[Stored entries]
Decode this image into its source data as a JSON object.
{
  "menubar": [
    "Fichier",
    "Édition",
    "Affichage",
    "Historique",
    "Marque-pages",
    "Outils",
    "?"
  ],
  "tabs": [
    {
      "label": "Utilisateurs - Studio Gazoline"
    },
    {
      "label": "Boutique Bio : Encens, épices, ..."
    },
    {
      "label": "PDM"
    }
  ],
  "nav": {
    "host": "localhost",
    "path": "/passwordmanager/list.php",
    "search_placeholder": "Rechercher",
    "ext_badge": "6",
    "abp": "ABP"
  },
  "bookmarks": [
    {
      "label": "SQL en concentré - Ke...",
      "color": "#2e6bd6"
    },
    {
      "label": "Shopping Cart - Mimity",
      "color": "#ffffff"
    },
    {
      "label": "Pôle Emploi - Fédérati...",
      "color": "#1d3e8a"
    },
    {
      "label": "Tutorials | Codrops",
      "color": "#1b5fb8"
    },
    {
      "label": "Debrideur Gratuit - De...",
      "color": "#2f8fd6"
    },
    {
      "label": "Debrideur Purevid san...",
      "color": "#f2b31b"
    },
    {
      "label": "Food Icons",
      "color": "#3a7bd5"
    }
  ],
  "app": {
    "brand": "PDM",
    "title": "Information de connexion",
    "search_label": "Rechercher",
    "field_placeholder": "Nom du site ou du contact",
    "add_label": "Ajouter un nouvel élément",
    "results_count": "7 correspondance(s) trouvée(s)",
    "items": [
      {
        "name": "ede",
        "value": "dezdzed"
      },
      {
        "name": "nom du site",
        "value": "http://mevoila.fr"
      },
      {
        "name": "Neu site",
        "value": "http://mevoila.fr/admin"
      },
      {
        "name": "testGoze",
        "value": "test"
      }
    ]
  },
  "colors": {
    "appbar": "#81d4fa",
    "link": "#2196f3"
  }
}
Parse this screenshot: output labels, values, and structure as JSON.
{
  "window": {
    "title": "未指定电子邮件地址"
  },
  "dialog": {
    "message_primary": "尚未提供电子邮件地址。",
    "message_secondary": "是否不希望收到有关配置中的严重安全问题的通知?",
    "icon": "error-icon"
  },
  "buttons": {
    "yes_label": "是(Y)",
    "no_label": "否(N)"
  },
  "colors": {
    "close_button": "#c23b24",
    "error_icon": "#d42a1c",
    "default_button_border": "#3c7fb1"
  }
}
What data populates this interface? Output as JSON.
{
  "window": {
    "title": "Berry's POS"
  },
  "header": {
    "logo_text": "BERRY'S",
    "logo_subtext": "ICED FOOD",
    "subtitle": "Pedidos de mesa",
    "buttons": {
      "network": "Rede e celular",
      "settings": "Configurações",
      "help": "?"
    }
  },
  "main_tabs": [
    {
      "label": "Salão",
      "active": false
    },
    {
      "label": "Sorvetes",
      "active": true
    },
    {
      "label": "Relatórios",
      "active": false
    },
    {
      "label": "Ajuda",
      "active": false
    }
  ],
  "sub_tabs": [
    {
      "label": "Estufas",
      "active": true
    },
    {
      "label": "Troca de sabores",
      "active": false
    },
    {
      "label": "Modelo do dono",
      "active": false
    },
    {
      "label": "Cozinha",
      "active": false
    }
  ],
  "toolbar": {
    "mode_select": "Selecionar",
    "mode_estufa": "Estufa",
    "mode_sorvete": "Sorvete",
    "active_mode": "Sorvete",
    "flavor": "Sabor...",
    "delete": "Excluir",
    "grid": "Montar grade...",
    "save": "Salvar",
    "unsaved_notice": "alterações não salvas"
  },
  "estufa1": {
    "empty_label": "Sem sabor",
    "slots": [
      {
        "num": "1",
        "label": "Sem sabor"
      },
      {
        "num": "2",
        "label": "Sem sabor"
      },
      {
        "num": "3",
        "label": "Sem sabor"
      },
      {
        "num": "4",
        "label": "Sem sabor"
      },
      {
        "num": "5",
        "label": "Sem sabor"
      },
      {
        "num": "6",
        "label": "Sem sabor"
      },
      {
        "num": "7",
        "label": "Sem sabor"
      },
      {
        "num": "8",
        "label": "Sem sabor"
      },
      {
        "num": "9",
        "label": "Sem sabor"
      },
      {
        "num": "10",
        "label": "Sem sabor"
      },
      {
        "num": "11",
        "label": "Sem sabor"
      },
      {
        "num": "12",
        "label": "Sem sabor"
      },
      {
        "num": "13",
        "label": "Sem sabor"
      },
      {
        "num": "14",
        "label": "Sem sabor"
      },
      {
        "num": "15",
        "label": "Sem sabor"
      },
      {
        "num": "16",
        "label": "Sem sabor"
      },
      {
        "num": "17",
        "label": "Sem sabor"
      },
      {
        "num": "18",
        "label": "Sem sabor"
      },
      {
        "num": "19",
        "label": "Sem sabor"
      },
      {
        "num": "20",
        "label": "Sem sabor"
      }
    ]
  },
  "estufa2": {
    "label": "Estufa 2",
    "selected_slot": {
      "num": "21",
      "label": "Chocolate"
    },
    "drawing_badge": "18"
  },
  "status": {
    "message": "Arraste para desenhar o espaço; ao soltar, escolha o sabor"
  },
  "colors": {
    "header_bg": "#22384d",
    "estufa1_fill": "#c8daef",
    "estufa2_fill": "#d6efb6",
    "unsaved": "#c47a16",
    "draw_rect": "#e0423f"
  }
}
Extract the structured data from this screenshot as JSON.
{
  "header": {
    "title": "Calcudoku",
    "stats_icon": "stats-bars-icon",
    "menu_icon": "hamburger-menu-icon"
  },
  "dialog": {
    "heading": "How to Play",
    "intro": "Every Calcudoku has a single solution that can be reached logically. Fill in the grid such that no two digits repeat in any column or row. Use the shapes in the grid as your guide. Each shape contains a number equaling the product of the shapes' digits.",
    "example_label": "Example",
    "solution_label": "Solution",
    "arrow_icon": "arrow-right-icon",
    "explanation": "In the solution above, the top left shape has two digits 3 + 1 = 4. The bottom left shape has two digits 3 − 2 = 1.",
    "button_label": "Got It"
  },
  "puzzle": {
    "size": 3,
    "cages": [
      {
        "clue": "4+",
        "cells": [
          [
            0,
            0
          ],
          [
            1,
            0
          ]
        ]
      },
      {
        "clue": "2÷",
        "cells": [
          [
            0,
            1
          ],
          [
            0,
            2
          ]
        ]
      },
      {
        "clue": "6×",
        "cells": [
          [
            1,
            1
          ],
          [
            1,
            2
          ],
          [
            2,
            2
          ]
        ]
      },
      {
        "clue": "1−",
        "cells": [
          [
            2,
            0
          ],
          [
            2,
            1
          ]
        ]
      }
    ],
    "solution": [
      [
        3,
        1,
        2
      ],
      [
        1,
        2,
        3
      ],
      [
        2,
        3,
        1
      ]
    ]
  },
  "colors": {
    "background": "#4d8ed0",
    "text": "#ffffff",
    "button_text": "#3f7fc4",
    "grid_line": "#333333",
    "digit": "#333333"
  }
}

» **Problem details**:
The full set of records should be duplicated exactly.

» **Answer for the task**:
Decode this image into its source data as a JSON object.
{
  "menubar": [
    "Fichier",
    "Édition",
    "Affichage",
    "Historique",
    "Marque-pages",
    "Outils",
    "?"
  ],
  "tabs": [
    {
      "label": "Utilisateurs - Studio Gazoline"
    },
    {
      "label": "Boutique Bio : Encens, épices, ..."
    },
    {
      "label": "PDM"
    }
  ],
  "nav": {
    "host": "localhost",
    "path": "/passwordmanager/list.php",
    "search_placeholder": "Rechercher",
    "ext_badge": "6",
    "abp": "ABP"
  },
  "bookmarks": [
    {
      "label": "SQL en concentré - Ke...",
      "color": "#2e6bd6"
    },
    {
      "label": "Shopping Cart - Mimity",
      "color": "#ffffff"
    },
    {
      "label": "Pôle Emploi - Fédérati...",
      "color": "#1d3e8a"
    },
    {
      "label": "Tutorials | Codrops",
      "color": "#1b5fb8"
    },
    {
      "label": "Debrideur Gratuit - De...",
      "color": "#2f8fd6"
    },
    {
      "label": "Debrideur Purevid san...",
      "color": "#f2b31b"
    },
    {
      "label": "Food Icons",
      "color": "#3a7bd5"
    }
  ],
  "app": {
    "brand": "PDM",
    "title": "Information de connexion",
    "search_label": "Rechercher",
    "field_placeholder": "Nom du site ou du contact",
    "add_label": "Ajouter un nouvel élément",
    "results_count": "7 correspondance(s) trouvée(s)",
    "items": [
      {
        "name": "ede",
        "value": "dezdzed"
      },
      {
        "name": "nom du site",
        "value": "http://mevoila.fr"
      },
      {
        "name": "Neu site",
        "value": "http://mevoila.fr/admin"
      },
      {
        "name": "testGoze",
        "value": "test"
      }
    ]
  },
  "colors": {
    "appbar": "#81d4fa",
    "link": "#2196f3"
  }
}
Parse this screenshot: output labels, values, and structure as JSON.
{
  "window": {
    "title": "未指定电子邮件地址"
  },
  "dialog": {
    "message_primary": "尚未提供电子邮件地址。",
    "message_secondary": "是否不希望收到有关配置中的严重安全问题的通知?",
    "icon": "error-icon"
  },
  "buttons": {
    "yes_label": "是(Y)",
    "no_label": "否(N)"
  },
  "colors": {
    "close_button": "#c23b24",
    "error_icon": "#d42a1c",
    "default_button_border": "#3c7fb1"
  }
}
What data populates this interface? Output as JSON.
{
  "window": {
    "title": "Berry's POS"
  },
  "header": {
    "logo_text": "BERRY'S",
    "logo_subtext": "ICED FOOD",
    "subtitle": "Pedidos de mesa",
    "buttons": {
      "network": "Rede e celular",
      "settings": "Configurações",
      "help": "?"
    }
  },
  "main_tabs": [
    {
      "label": "Salão",
      "active": false
    },
    {
      "label": "Sorvetes",
      "active": true
    },
    {
      "label": "Relatórios",
      "active": false
    },
    {
      "label": "Ajuda",
      "active": false
    }
  ],
  "sub_tabs": [
    {
      "label": "Estufas",
      "active": true
    },
    {
      "label": "Troca de sabores",
      "active": false
    },
    {
      "label": "Modelo do dono",
      "active": false
    },
    {
      "label": "Cozinha",
      "active": false
    }
  ],
  "toolbar": {
    "mode_select": "Selecionar",
    "mode_estufa": "Estufa",
    "mode_sorvete": "Sorvete",
    "active_mode": "Sorvete",
    "flavor": "Sabor...",
    "delete": "Excluir",
    "grid": "Montar grade...",
    "save": "Salvar",
    "unsaved_notice": "alterações não salvas"
  },
  "estufa1": {
    "empty_label": "Sem sabor",
    "slots": [
      {
        "num": "1",
        "label": "Sem sabor"
      },
      {
        "num": "2",
        "label": "Sem sabor"
      },
      {
        "num": "3",
        "label": "Sem sabor"
      },
      {
        "num": "4",
        "label": "Sem sabor"
      },
      {
        "num": "5",
        "label": "Sem sabor"
      },
      {
        "num": "6",
        "label": "Sem sabor"
      },
      {
        "num": "7",
        "label": "Sem sabor"
      },
      {
        "num": "8",
        "label": "Sem sabor"
      },
      {
        "num": "9",
        "label": "Sem sabor"
      },
      {
        "num": "10",
        "label": "Sem sabor"
      },
      {
        "num": "11",
        "label": "Sem sabor"
      },
      {
        "num": "12",
        "label": "Sem sabor"
      },
      {
        "num": "13",
        "label": "Sem sabor"
      },
      {
        "num": "14",
        "label": "Sem sabor"
      },
      {
        "num": "15",
        "label": "Sem sabor"
      },
      {
        "num": "16",
        "label": "Sem sabor"
      },
      {
        "num": "17",
        "label": "Sem sabor"
      },
      {
        "num": "18",
        "label": "Sem sabor"
      },
      {
        "num": "19",
        "label": "Sem sabor"
      },
      {
        "num": "20",
        "label": "Sem sabor"
      }
    ]
  },
  "estufa2": {
    "label": "Estufa 2",
    "selected_slot": {
      "num": "21",
      "label": "Chocolate"
    },
    "drawing_badge": "18"
  },
  "status": {
    "message": "Arraste para desenhar o espaço; ao soltar, escolha o sabor"
  },
  "colors": {
    "header_bg": "#22384d",
    "estufa1_fill": "#c8daef",
    "estufa2_fill": "#d6efb6",
    "unsaved": "#c47a16",
    "draw_rect": "#e0423f"
  }
}
Extract the structured data from this screenshot as JSON.
{
  "header": {
    "title": "Calcudoku",
    "stats_icon": "stats-bars-icon",
    "menu_icon": "hamburger-menu-icon"
  },
  "dialog": {
    "heading": "How to Play",
    "intro": "Every Calcudoku has a single solution that can be reached logically. Fill in the grid such that no two digits repeat in any column or row. Use the shapes in the grid as your guide. Each shape contains a number equaling the product of the shapes' digits.",
    "example_label": "Example",
    "solution_label": "Solution",
    "arrow_icon": "arrow-right-icon",
    "explanation": "In the solution above, the top left shape has two digits 3 + 1 = 4. The bottom left shape has two digits 3 − 2 = 1.",
    "button_label": "Got It"
  },
  "puzzle": {
    "size": 3,
    "cages": [
      {
        "clue": "4+",
        "cells": [
          [
            0,
            0
          ],
          [
            1,
            0
          ]
        ]
      },
      {
        "clue": "2÷",
        "cells": [
          [
            0,
            1
          ],
          [
            0,
            2
          ]
        ]
      },
      {
        "clue": "6×",
        "cells": [
          [
            1,
            1
          ],
          [
            1,
            2
          ],
          [
            2,
            2
          ]
        ]
      },
      {
        "clue": "1−",
        "cells": [
          [
            2,
            0
          ],
          [
            2,
            1
          ]
        ]
      }
    ],
    "solution": [
      [
        3,
        1,
        2
      ],
      [
        1,
        2,
        3
      ],
      [
        2,
        3,
        1
      ]
    ]
  },
  "colors": {
    "background": "#4d8ed0",
    "text": "#ffffff",
    "button_text": "#3f7fc4",
    "grid_line": "#333333",
    "digit": "#333333"
  }
}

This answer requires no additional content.